═══ Data extract

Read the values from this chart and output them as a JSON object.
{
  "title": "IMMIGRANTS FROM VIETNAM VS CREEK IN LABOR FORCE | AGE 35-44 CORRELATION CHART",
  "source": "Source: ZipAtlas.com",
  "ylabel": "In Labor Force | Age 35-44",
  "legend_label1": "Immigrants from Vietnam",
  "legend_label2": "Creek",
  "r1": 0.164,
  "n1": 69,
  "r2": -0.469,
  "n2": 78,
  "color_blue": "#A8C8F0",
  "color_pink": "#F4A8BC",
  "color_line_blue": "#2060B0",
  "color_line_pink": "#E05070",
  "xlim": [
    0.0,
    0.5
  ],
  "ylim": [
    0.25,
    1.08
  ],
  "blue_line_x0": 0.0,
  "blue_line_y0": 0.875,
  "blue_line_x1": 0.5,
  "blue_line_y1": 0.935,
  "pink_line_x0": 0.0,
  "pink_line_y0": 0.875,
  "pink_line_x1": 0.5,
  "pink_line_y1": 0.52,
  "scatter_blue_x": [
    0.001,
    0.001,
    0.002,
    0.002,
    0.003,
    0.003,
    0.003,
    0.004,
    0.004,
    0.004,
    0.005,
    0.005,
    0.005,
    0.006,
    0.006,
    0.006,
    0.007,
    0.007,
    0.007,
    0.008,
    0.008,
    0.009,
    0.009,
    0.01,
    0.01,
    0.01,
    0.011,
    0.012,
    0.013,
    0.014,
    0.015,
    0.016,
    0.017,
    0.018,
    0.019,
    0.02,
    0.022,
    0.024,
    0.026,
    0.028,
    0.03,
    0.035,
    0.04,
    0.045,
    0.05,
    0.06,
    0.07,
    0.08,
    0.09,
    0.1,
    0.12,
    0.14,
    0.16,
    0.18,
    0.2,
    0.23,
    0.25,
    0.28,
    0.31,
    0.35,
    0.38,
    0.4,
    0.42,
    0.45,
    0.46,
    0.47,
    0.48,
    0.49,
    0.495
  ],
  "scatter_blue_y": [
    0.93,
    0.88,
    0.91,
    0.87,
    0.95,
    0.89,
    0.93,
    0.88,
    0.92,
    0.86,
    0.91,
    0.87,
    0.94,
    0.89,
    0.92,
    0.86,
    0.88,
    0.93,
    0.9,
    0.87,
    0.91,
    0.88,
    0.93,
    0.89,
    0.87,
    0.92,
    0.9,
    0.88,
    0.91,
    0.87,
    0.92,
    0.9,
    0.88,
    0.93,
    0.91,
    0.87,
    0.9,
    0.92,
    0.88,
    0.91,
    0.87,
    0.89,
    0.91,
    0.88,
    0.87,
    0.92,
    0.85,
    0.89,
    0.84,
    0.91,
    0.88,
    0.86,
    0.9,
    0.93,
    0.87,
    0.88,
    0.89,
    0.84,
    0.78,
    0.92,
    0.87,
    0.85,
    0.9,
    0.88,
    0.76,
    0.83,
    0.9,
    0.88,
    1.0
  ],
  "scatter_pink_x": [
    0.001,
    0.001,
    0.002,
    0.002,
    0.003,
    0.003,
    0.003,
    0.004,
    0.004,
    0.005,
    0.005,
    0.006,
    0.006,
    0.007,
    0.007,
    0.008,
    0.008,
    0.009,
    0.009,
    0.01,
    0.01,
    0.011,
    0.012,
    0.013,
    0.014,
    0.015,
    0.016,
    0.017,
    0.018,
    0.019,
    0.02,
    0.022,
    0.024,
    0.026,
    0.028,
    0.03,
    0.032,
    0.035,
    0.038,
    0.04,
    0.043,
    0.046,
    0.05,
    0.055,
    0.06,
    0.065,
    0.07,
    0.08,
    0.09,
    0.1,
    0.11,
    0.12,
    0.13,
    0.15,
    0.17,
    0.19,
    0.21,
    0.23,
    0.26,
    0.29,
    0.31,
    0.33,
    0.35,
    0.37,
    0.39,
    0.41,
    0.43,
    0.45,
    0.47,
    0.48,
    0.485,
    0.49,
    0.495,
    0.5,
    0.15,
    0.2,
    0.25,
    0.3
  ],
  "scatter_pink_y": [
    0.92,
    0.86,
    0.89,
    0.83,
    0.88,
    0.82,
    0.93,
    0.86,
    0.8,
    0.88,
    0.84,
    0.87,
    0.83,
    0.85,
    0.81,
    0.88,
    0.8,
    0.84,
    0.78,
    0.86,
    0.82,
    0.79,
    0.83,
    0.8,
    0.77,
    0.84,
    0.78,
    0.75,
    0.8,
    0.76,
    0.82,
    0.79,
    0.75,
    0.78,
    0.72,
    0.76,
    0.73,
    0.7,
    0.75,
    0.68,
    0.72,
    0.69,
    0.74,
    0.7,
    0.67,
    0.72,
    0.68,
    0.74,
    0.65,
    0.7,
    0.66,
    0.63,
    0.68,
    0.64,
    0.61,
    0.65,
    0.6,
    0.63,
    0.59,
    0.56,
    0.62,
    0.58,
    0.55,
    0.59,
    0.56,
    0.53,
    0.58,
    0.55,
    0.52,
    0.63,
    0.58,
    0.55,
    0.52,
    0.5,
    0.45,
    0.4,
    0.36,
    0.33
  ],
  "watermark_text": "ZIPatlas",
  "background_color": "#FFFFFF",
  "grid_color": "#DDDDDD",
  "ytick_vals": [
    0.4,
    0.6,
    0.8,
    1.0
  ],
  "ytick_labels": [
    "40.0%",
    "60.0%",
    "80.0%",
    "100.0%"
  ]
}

══════

• [Exercise brief] Output the records verbatim, from the first line to the last.

• [Solution]
Read the values from this chart and output them as a JSON object.
{
  "title": "IMMIGRANTS FROM VIETNAM VS CREEK IN LABOR FORCE | AGE 35-44 CORRELATION CHART",
  "source": "Source: ZipAtlas.com",
  "ylabel": "In Labor Force | Age 35-44",
  "legend_label1": "Immigrants from Vietnam",
  "legend_label2": "Creek",
  "r1": 0.164,
  "n1": 69,
  "r2": -0.469,
  "n2": 78,
  "color_blue": "#A8C8F0",
  "color_pink": "#F4A8BC",
  "color_line_blue": "#2060B0",
  "color_line_pink": "#E05070",
  "xlim": [
    0.0,
    0.5
  ],
  "ylim": [
    0.25,
    1.08
  ],
  "blue_line_x0": 0.0,
  "blue_line_y0": 0.875,
  "blue_line_x1": 0.5,
  "blue_line_y1": 0.935,
  "pink_line_x0": 0.0,
  "pink_line_y0": 0.875,
  "pink_line_x1": 0.5,
  "pink_line_y1": 0.52,
  "scatter_blue_x": [
    0.001,
    0.001,
    0.002,
    0.002,
    0.003,
    0.003,
    0.003,
    0.004,
    0.004,
    0.004,
    0.005,
    0.005,
    0.005,
    0.006,
    0.006,
    0.006,
    0.007,
    0.007,
    0.007,
    0.008,
    0.008,
    0.009,
    0.009,
    0.01,
    0.01,
    0.01,
    0.011,
    0.012,
    0.013,
    0.014,
    0.015,
    0.016,
    0.017,
    0.018,
    0.019,
    0.02,
    0.022,
    0.024,
    0.026,
    0.028,
    0.03,
    0.035,
    0.04,
    0.045,
    0.05,
    0.06,
    0.07,
    0.08,
    0.09,
    0.1,
    0.12,
    0.14,
    0.16,
    0.18,
    0.2,
    0.23,
    0.25,
    0.28,
    0.31,
    0.35,
    0.38,
    0.4,
    0.42,
    0.45,
    0.46,
    0.47,
    0.48,
    0.49,
    0.495
  ],
  "scatter_blue_y": [
    0.93,
    0.88,
    0.91,
    0.87,
    0.95,
    0.89,
    0.93,
    0.88,
    0.92,
    0.86,
    0.91,
    0.87,
    0.94,
    0.89,
    0.92,
    0.86,
    0.88,
    0.93,
    0.9,
    0.87,
    0.91,
    0.88,
    0.93,
    0.89,
    0.87,
    0.92,
    0.9,
    0.88,
    0.91,
    0.87,
    0.92,
    0.9,
    0.88,
    0.93,
    0.91,
    0.87,
    0.9,
    0.92,
    0.88,
    0.91,
    0.87,
    0.89,
    0.91,
    0.88,
    0.87,
    0.92,
    0.85,
    0.89,
    0.84,
    0.91,
    0.88,
    0.86,
    0.9,
    0.93,
    0.87,
    0.88,
    0.89,
    0.84,
    0.78,
    0.92,
    0.87,
    0.85,
    0.9,
    0.88,
    0.76,
    0.83,
    0.9,
    0.88,
    1.0
  ],
  "scatter_pink_x": [
    0.001,
    0.001,
    0.002,
    0.002,
    0.003,
    0.003,
    0.003,
    0.004,
    0.004,
    0.005,
    0.005,
    0.006,
    0.006,
    0.007,
    0.007,
    0.008,
    0.008,
    0.009,
    0.009,
    0.01,
    0.01,
    0.011,
    0.012,
    0.013,
    0.014,
    0.015,
    0.016,
    0.017,
    0.018,
    0.019,
    0.02,
    0.022,
    0.024,
    0.026,
    0.028,
    0.03,
    0.032,
    0.035,
    0.038,
    0.04,
    0.043,
    0.046,
    0.05,
    0.055,
    0.06,
    0.065,
    0.07,
    0.08,
    0.09,
    0.1,
    0.11,
    0.12,
    0.13,
    0.15,
    0.17,
    0.19,
    0.21,
    0.23,
    0.26,
    0.29,
    0.31,
    0.33,
    0.35,
    0.37,
    0.39,
    0.41,
    0.43,
    0.45,
    0.47,
    0.48,
    0.485,
    0.49,
    0.495,
    0.5,
    0.15,
    0.2,
    0.25,
    0.3
  ],
  "scatter_pink_y": [
    0.92,
    0.86,
    0.89,
    0.83,
    0.88,
    0.82,
    0.93,
    0.86,
    0.8,
    0.88,
    0.84,
    0.87,
    0.83,
    0.85,
    0.81,
    0.88,
    0.8,
    0.84,
    0.78,
    0.86,
    0.82,
    0.79,
    0.83,
    0.8,
    0.77,
    0.84,
    0.78,
    0.75,
    0.8,
    0.76,
    0.82,
    0.79,
    0.75,
    0.78,
    0.72,
    0.76,
    0.73,
    0.7,
    0.75,
    0.68,
    0.72,
    0.69,
    0.74,
    0.7,
    0.67,
    0.72,
    0.68,
    0.74,
    0.65,
    0.7,
    0.66,
    0.63,
    0.68,
    0.64,
    0.61,
    0.65,
    0.6,
    0.63,
    0.59,
    0.56,
    0.62,
    0.58,
    0.55,
    0.59,
    0.56,
    0.53,
    0.58,
    0.55,
    0.52,
    0.63,
    0.58,
    0.55,
    0.52,
    0.5,
    0.45,
    0.4,
    0.36,
    0.33
  ],
  "watermark_text": "ZIPatlas",
  "background_color": "#FFFFFF",
  "grid_color": "#DDDDDD",
  "ytick_vals": [
    0.4,
    0.6,
    0.8,
    1.0
  ],
  "ytick_labels": [
    "40.0%",
    "60.0%",
    "80.0%",
    "100.0%"
  ]
}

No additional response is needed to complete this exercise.